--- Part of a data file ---
━━━━━━━━

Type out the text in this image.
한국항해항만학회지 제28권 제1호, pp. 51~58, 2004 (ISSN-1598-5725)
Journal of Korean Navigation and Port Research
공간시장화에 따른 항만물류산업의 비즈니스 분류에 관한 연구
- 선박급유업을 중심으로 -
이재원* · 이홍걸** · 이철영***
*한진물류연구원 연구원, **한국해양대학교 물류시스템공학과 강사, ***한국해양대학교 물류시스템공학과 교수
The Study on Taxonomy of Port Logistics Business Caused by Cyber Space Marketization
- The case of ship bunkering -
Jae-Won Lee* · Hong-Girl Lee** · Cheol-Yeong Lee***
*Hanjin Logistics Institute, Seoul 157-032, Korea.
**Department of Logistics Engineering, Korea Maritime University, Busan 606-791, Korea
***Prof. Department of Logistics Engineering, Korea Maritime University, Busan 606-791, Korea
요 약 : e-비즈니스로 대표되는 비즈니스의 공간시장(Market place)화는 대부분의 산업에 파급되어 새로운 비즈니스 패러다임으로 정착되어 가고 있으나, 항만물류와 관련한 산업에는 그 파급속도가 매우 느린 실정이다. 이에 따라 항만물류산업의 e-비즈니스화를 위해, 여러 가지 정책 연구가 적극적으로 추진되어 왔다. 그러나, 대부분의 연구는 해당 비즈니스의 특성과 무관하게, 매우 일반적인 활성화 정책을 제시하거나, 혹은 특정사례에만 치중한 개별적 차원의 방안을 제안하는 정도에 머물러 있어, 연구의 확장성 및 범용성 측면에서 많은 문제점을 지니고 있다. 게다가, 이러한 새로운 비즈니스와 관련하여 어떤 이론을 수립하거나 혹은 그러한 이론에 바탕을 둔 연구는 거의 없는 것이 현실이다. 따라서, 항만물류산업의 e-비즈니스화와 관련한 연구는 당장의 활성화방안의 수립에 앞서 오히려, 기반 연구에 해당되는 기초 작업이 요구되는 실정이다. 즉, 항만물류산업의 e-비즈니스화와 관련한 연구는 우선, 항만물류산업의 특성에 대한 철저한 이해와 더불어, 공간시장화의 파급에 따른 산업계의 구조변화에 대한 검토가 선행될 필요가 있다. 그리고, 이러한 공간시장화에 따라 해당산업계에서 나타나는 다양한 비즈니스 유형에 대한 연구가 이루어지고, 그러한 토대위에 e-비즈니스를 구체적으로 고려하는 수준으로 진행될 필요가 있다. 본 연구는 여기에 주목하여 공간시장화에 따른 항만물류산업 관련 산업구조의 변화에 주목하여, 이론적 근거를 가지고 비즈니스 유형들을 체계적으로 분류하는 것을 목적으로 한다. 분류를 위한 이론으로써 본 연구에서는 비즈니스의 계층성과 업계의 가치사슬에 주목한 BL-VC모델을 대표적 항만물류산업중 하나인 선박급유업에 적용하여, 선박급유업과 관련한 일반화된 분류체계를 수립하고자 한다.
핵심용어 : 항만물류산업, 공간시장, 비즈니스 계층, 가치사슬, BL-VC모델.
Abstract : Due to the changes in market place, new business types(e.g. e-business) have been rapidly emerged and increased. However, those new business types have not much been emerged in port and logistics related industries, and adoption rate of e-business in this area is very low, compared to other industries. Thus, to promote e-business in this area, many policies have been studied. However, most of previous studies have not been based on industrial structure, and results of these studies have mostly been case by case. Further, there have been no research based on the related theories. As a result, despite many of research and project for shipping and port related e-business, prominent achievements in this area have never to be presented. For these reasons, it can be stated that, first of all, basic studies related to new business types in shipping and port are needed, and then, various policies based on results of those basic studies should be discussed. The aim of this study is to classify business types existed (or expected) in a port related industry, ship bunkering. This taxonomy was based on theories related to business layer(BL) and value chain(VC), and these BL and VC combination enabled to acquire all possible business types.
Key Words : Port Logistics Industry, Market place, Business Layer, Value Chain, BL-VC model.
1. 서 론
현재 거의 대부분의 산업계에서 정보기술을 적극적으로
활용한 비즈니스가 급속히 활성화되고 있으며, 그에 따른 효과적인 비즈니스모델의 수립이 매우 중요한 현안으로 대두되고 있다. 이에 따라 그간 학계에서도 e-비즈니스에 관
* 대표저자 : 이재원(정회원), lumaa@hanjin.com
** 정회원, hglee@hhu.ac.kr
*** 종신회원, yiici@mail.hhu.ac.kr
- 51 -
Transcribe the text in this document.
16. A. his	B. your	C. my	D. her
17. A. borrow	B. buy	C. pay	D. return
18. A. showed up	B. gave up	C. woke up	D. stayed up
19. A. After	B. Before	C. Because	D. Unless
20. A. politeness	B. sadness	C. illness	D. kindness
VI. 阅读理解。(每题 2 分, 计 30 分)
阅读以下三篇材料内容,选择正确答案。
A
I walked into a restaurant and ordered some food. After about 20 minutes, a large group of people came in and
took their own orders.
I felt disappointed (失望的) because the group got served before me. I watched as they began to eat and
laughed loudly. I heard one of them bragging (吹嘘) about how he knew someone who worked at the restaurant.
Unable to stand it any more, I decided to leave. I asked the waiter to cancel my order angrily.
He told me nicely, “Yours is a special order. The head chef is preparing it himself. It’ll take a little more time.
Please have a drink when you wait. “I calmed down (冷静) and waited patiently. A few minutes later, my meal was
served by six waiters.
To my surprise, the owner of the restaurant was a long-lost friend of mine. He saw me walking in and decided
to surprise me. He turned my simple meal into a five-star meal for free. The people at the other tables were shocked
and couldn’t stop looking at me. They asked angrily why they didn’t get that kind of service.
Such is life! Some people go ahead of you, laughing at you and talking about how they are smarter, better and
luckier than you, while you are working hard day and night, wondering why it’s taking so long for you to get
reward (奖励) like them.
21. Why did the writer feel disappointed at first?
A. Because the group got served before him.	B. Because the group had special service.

━━━━━━━━

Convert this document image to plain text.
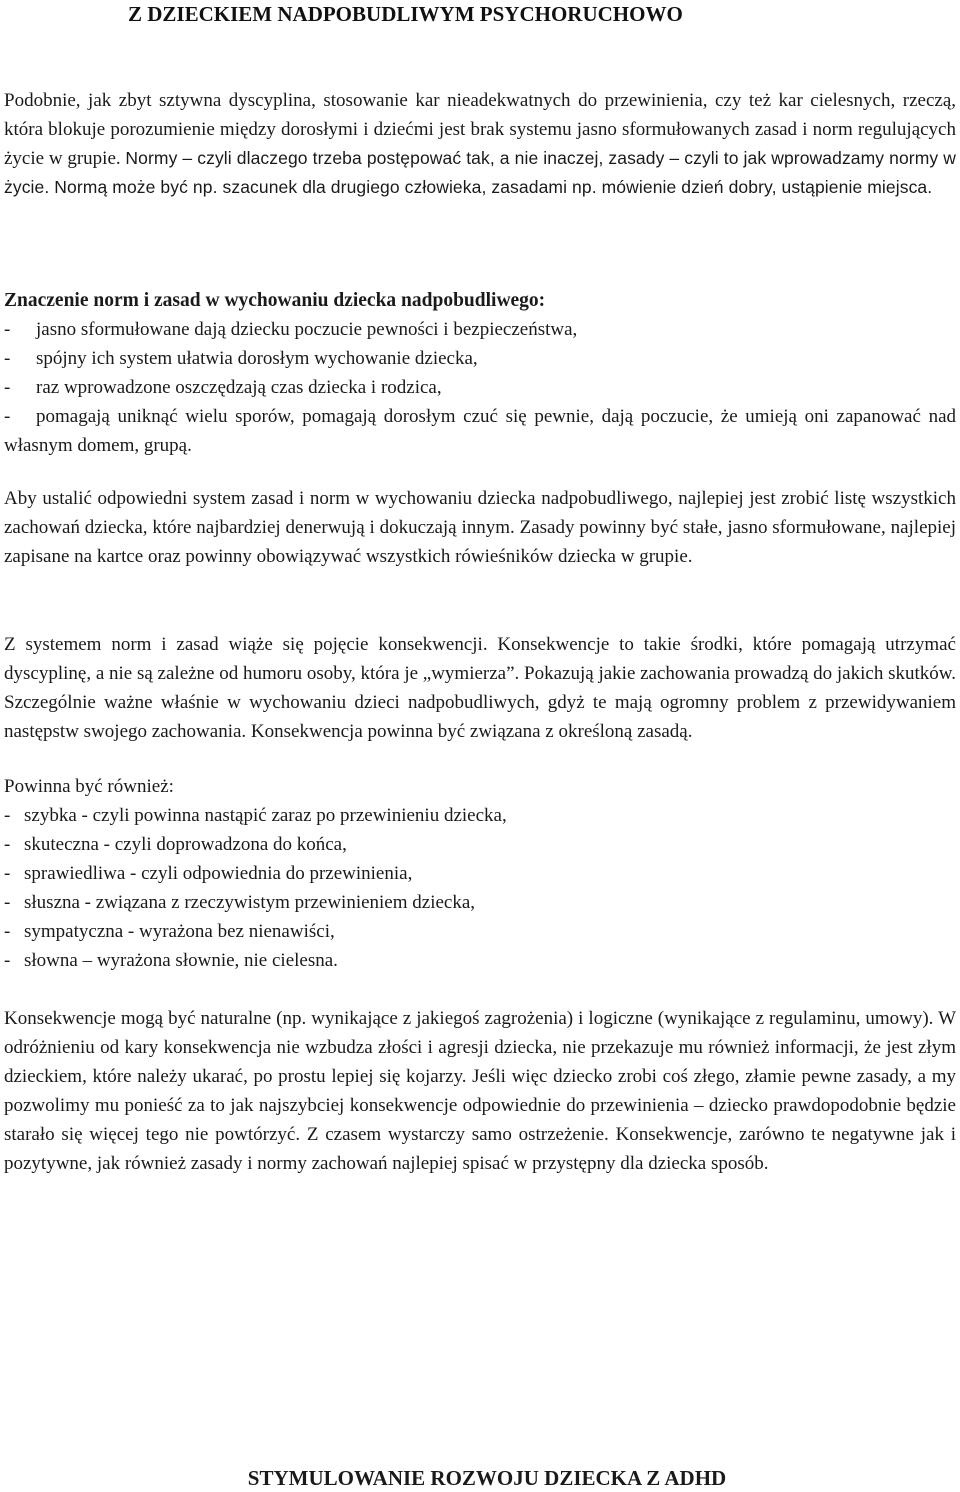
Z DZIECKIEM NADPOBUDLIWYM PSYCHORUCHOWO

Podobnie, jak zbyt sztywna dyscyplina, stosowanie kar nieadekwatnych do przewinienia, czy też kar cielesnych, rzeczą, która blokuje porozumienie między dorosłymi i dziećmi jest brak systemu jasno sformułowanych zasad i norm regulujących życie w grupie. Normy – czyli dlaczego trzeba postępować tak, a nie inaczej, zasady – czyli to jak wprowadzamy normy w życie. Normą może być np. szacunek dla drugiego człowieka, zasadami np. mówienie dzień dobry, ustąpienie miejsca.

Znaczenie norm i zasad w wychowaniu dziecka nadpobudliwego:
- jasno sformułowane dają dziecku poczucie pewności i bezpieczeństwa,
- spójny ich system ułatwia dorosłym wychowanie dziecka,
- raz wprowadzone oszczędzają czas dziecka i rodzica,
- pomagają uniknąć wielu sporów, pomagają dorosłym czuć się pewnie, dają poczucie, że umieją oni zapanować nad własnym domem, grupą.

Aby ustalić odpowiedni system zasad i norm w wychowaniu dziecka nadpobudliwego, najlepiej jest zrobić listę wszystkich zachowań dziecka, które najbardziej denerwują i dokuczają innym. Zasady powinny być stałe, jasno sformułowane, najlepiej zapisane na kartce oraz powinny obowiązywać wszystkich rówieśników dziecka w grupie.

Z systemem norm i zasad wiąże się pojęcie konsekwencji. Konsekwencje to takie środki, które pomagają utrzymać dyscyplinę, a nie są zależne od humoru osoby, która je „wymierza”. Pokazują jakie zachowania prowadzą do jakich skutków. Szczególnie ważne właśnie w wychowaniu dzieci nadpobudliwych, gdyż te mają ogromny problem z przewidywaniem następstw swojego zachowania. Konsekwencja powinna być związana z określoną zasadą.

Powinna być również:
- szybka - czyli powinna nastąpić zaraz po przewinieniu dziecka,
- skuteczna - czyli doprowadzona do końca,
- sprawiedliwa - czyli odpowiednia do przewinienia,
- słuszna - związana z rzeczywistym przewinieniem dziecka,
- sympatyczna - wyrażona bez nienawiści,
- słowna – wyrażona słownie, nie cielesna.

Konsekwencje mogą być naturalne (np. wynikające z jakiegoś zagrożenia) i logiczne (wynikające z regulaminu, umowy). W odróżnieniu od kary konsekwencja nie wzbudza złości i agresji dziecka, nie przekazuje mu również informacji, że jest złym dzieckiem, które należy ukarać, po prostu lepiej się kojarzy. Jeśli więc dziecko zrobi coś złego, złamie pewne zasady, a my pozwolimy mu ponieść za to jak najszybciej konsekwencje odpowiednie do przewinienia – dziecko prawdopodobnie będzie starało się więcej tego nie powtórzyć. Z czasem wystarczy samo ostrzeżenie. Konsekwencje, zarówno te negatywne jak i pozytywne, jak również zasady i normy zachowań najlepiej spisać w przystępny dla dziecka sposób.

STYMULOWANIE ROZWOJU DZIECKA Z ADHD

━━━━━━━━

Filter lines by "asked" and return each hit.

Unable to stand it any more, I decided to leave. I asked the waiter to cancel my order angrily.
and couldn’t stop looking at me. They asked angrily why they didn’t get that kind of service.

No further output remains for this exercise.